(WORK TO BE COMPLETED): Retype all of the listing exactly, passing over any picture you find.

(GIVEN RECORDS):
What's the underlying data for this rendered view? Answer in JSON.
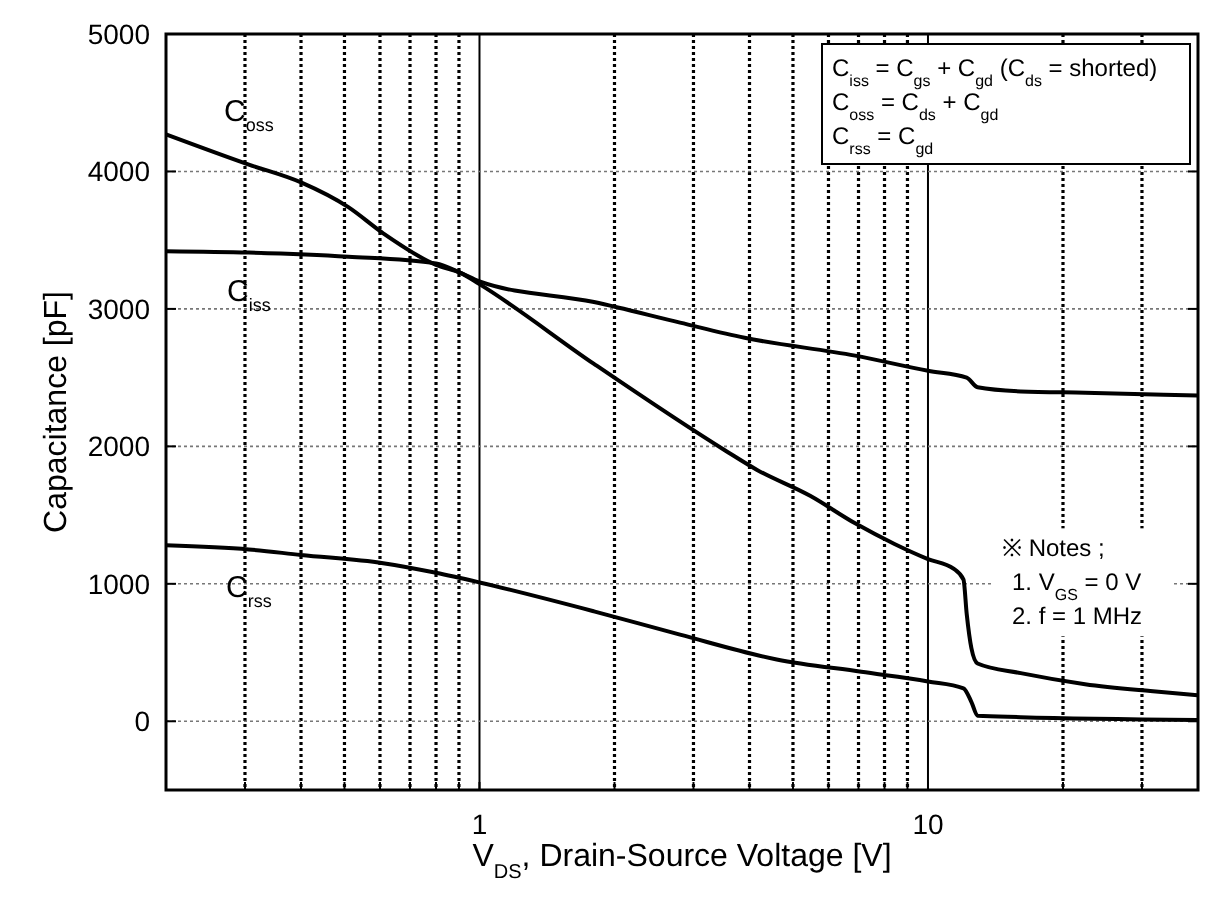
{
  "chart_data": {
    "type": "line",
    "xlabel": "V$_{DS}$, Drain-Source Voltage [V]",
    "ylabel": "Capacitance [pF]",
    "log": "x",
    "grid": true,
    "marker": "none",
    "line_style": "solid",
    "xlim": [
      0.2,
      40
    ],
    "ylim": [
      -500,
      5000
    ],
    "xticks": [
      {
        "value": 0.3,
        "label": null
      },
      {
        "value": 0.4,
        "label": null
      },
      {
        "value": 0.5,
        "label": null
      },
      {
        "value": 0.6,
        "label": null
      },
      {
        "value": 0.7,
        "label": null
      },
      {
        "value": 0.8,
        "label": null
      },
      {
        "value": 0.9,
        "label": null
      },
      1,
      {
        "value": 2,
        "label": null
      },
      {
        "value": 3,
        "label": null
      },
      {
        "value": 4,
        "label": null
      },
      {
        "value": 5,
        "label": null
      },
      {
        "value": 6,
        "label": null
      },
      {
        "value": 7,
        "label": null
      },
      {
        "value": 8,
        "label": null
      },
      {
        "value": 9,
        "label": null
      },
      10,
      {
        "value": 20,
        "label": null
      },
      {
        "value": 30,
        "label": null
      }
    ],
    "yticks": [
      0,
      1000,
      2000,
      3000,
      4000,
      5000
    ],
    "series": [
      {
        "name": "C$_{oss}$",
        "color": "#000000",
        "x": [
          0.2,
          0.306,
          0.4,
          0.51,
          0.61,
          0.8,
          0.91,
          1,
          1.8,
          3.53,
          4.15,
          5.46,
          6.88,
          8.42,
          10,
          11.4,
          12,
          12.2,
          12.5,
          12.9,
          16.1,
          22.4,
          31.3,
          39.9
        ],
        "values": [
          4270,
          4050,
          3920,
          3740,
          3550,
          3320,
          3260,
          3180,
          2600,
          1970,
          1830,
          1640,
          1440,
          1290,
          1180,
          1110,
          1030,
          780,
          530,
          420,
          350,
          270,
          220,
          190
        ]
      },
      {
        "name": "C$_{iss}$",
        "color": "#000000",
        "x": [
          0.2,
          0.306,
          0.51,
          0.8,
          0.91,
          1,
          1.8,
          2.8,
          3.9,
          6.88,
          10,
          12.2,
          12.9,
          16.1,
          22.4,
          39.9
        ],
        "values": [
          3420,
          3410,
          3380,
          3330,
          3260,
          3200,
          3050,
          2900,
          2790,
          2660,
          2550,
          2500,
          2430,
          2400,
          2390,
          2370
        ]
      },
      {
        "name": "C$_{rss}$",
        "color": "#000000",
        "x": [
          0.2,
          0.306,
          0.4,
          0.61,
          0.8,
          1,
          1.8,
          2.8,
          4.6,
          7.1,
          10,
          12,
          12.5,
          12.9,
          16.1,
          39.9
        ],
        "values": [
          1280,
          1250,
          1210,
          1150,
          1080,
          1010,
          800,
          630,
          450,
          360,
          290,
          240,
          140,
          40,
          30,
          10
        ]
      }
    ],
    "annotations": [
      "C$_{iss}$ = C$_{gs}$ + C$_{gd}$ (C$_{ds}$ = shorted)",
      "C$_{oss}$ = C$_{ds}$ + C$_{gd}$",
      "C$_{rss}$ = C$_{gd}$",
      "※ Notes ;",
      "1. V$_{GS}$ = 0 V",
      "2. f = 1 MHz"
    ]
  }
}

(PROBLEM SOLUTION):
What's the underlying data for this rendered view? Answer in JSON.
{
  "chart_data": {
    "type": "line",
    "xlabel": "V$_{DS}$, Drain-Source Voltage [V]",
    "ylabel": "Capacitance [pF]",
    "log": "x",
    "grid": true,
    "marker": "none",
    "line_style": "solid",
    "xlim": [
      0.2,
      40
    ],
    "ylim": [
      -500,
      5000
    ],
    "xticks": [
      {
        "value": 0.3,
        "label": null
      },
      {
        "value": 0.4,
        "label": null
      },
      {
        "value": 0.5,
        "label": null
      },
      {
        "value": 0.6,
        "label": null
      },
      {
        "value": 0.7,
        "label": null
      },
      {
        "value": 0.8,
        "label": null
      },
      {
        "value": 0.9,
        "label": null
      },
      1,
      {
        "value": 2,
        "label": null
      },
      {
        "value": 3,
        "label": null
      },
      {
        "value": 4,
        "label": null
      },
      {
        "value": 5,
        "label": null
      },
      {
        "value": 6,
        "label": null
      },
      {
        "value": 7,
        "label": null
      },
      {
        "value": 8,
        "label": null
      },
      {
        "value": 9,
        "label": null
      },
      10,
      {
        "value": 20,
        "label": null
      },
      {
        "value": 30,
        "label": null
      }
    ],
    "yticks": [
      0,
      1000,
      2000,
      3000,
      4000,
      5000
    ],
    "series": [
      {
        "name": "C$_{oss}$",
        "color": "#000000",
        "x": [
          0.2,
          0.306,
          0.4,
          0.51,
          0.61,
          0.8,
          0.91,
          1,
          1.8,
          3.53,
          4.15,
          5.46,
          6.88,
          8.42,
          10,
          11.4,
          12,
          12.2,
          12.5,
          12.9,
          16.1,
          22.4,
          31.3,
          39.9
        ],
        "values": [
          4270,
          4050,
          3920,
          3740,
          3550,
          3320,
          3260,
          3180,
          2600,
          1970,
          1830,
          1640,
          1440,
          1290,
          1180,
          1110,
          1030,
          780,
          530,
          420,
          350,
          270,
          220,
          190
        ]
      },
      {
        "name": "C$_{iss}$",
        "color": "#000000",
        "x": [
          0.2,
          0.306,
          0.51,
          0.8,
          0.91,
          1,
          1.8,
          2.8,
          3.9,
          6.88,
          10,
          12.2,
          12.9,
          16.1,
          22.4,
          39.9
        ],
        "values": [
          3420,
          3410,
          3380,
          3330,
          3260,
          3200,
          3050,
          2900,
          2790,
          2660,
          2550,
          2500,
          2430,
          2400,
          2390,
          2370
        ]
      },
      {
        "name": "C$_{rss}$",
        "color": "#000000",
        "x": [
          0.2,
          0.306,
          0.4,
          0.61,
          0.8,
          1,
          1.8,
          2.8,
          4.6,
          7.1,
          10,
          12,
          12.5,
          12.9,
          16.1,
          39.9
        ],
        "values": [
          1280,
          1250,
          1210,
          1150,
          1080,
          1010,
          800,
          630,
          450,
          360,
          290,
          240,
          140,
          40,
          30,
          10
        ]
      }
    ],
    "annotations": [
      "C$_{iss}$ = C$_{gs}$ + C$_{gd}$ (C$_{ds}$ = shorted)",
      "C$_{oss}$ = C$_{ds}$ + C$_{gd}$",
      "C$_{rss}$ = C$_{gd}$",
      "※ Notes ;",
      "1. V$_{GS}$ = 0 V",
      "2. f = 1 MHz"
    ]
  }
}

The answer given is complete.